Objective: Will you write out all the entries below exactly?

═════ Source data

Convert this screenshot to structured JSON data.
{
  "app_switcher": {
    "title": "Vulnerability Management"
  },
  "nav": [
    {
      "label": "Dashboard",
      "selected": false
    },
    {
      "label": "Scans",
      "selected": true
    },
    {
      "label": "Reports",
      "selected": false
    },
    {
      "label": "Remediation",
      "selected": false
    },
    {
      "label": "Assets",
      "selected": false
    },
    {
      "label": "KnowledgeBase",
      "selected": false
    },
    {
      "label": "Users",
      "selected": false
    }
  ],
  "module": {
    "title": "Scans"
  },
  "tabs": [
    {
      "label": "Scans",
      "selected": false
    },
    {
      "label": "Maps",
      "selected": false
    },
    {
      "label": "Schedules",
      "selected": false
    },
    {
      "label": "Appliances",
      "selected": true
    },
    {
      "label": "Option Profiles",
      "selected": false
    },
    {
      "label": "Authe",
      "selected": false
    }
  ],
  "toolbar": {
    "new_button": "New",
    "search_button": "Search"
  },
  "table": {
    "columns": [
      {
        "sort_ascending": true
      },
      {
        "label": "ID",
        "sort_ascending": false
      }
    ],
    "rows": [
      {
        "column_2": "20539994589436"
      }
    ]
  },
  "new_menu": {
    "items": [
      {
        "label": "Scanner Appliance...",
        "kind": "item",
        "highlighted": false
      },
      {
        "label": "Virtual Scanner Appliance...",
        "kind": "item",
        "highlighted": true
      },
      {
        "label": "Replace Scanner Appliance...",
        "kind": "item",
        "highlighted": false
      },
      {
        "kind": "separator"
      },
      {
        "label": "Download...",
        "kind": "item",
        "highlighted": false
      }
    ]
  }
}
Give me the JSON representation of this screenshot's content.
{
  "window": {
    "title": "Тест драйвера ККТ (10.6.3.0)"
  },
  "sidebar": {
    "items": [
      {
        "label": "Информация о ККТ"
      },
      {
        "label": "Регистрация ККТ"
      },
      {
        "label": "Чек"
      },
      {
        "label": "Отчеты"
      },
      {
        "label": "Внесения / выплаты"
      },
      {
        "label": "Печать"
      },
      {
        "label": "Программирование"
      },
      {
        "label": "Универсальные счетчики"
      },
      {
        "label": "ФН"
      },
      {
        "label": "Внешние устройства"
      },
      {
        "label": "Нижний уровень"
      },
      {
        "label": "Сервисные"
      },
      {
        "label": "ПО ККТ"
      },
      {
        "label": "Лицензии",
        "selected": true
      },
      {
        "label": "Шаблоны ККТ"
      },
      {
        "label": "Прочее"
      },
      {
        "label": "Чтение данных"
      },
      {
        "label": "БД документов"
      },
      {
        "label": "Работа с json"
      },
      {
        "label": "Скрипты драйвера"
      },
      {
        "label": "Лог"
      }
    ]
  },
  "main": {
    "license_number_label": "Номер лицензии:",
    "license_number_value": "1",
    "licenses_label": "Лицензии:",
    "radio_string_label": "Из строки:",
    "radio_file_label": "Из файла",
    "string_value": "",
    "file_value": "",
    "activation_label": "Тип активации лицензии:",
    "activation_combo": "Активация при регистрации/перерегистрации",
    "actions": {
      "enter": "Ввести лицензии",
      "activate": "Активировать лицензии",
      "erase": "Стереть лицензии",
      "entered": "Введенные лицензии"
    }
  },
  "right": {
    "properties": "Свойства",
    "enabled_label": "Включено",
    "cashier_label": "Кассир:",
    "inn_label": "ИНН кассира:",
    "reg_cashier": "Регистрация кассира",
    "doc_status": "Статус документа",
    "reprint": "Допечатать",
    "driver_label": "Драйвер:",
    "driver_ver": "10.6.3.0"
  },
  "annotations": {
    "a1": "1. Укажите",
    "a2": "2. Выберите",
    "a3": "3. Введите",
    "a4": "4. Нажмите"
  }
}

══════════

The reply:
Convert this screenshot to structured JSON data.
{
  "app_switcher": {
    "title": "Vulnerability Management"
  },
  "nav": [
    {
      "label": "Dashboard",
      "selected": false
    },
    {
      "label": "Scans",
      "selected": true
    },
    {
      "label": "Reports",
      "selected": false
    },
    {
      "label": "Remediation",
      "selected": false
    },
    {
      "label": "Assets",
      "selected": false
    },
    {
      "label": "KnowledgeBase",
      "selected": false
    },
    {
      "label": "Users",
      "selected": false
    }
  ],
  "module": {
    "title": "Scans"
  },
  "tabs": [
    {
      "label": "Scans",
      "selected": false
    },
    {
      "label": "Maps",
      "selected": false
    },
    {
      "label": "Schedules",
      "selected": false
    },
    {
      "label": "Appliances",
      "selected": true
    },
    {
      "label": "Option Profiles",
      "selected": false
    },
    {
      "label": "Authe",
      "selected": false
    }
  ],
  "toolbar": {
    "new_button": "New",
    "search_button": "Search"
  },
  "table": {
    "columns": [
      {
        "sort_ascending": true
      },
      {
        "label": "ID",
        "sort_ascending": false
      }
    ],
    "rows": [
      {
        "column_2": "20539994589436"
      }
    ]
  },
  "new_menu": {
    "items": [
      {
        "label": "Scanner Appliance...",
        "kind": "item",
        "highlighted": false
      },
      {
        "label": "Virtual Scanner Appliance...",
        "kind": "item",
        "highlighted": true
      },
      {
        "label": "Replace Scanner Appliance...",
        "kind": "item",
        "highlighted": false
      },
      {
        "kind": "separator"
      },
      {
        "label": "Download...",
        "kind": "item",
        "highlighted": false
      }
    ]
  }
}
Give me the JSON representation of this screenshot's content.
{
  "window": {
    "title": "Тест драйвера ККТ (10.6.3.0)"
  },
  "sidebar": {
    "items": [
      {
        "label": "Информация о ККТ"
      },
      {
        "label": "Регистрация ККТ"
      },
      {
        "label": "Чек"
      },
      {
        "label": "Отчеты"
      },
      {
        "label": "Внесения / выплаты"
      },
      {
        "label": "Печать"
      },
      {
        "label": "Программирование"
      },
      {
        "label": "Универсальные счетчики"
      },
      {
        "label": "ФН"
      },
      {
        "label": "Внешние устройства"
      },
      {
        "label": "Нижний уровень"
      },
      {
        "label": "Сервисные"
      },
      {
        "label": "ПО ККТ"
      },
      {
        "label": "Лицензии",
        "selected": true
      },
      {
        "label": "Шаблоны ККТ"
      },
      {
        "label": "Прочее"
      },
      {
        "label": "Чтение данных"
      },
      {
        "label": "БД документов"
      },
      {
        "label": "Работа с json"
      },
      {
        "label": "Скрипты драйвера"
      },
      {
        "label": "Лог"
      }
    ]
  },
  "main": {
    "license_number_label": "Номер лицензии:",
    "license_number_value": "1",
    "licenses_label": "Лицензии:",
    "radio_string_label": "Из строки:",
    "radio_file_label": "Из файла",
    "string_value": "",
    "file_value": "",
    "activation_label": "Тип активации лицензии:",
    "activation_combo": "Активация при регистрации/перерегистрации",
    "actions": {
      "enter": "Ввести лицензии",
      "activate": "Активировать лицензии",
      "erase": "Стереть лицензии",
      "entered": "Введенные лицензии"
    }
  },
  "right": {
    "properties": "Свойства",
    "enabled_label": "Включено",
    "cashier_label": "Кассир:",
    "inn_label": "ИНН кассира:",
    "reg_cashier": "Регистрация кассира",
    "doc_status": "Статус документа",
    "reprint": "Допечатать",
    "driver_label": "Драйвер:",
    "driver_ver": "10.6.3.0"
  },
  "annotations": {
    "a1": "1. Укажите",
    "a2": "2. Выберите",
    "a3": "3. Введите",
    "a4": "4. Нажмите"
  }
}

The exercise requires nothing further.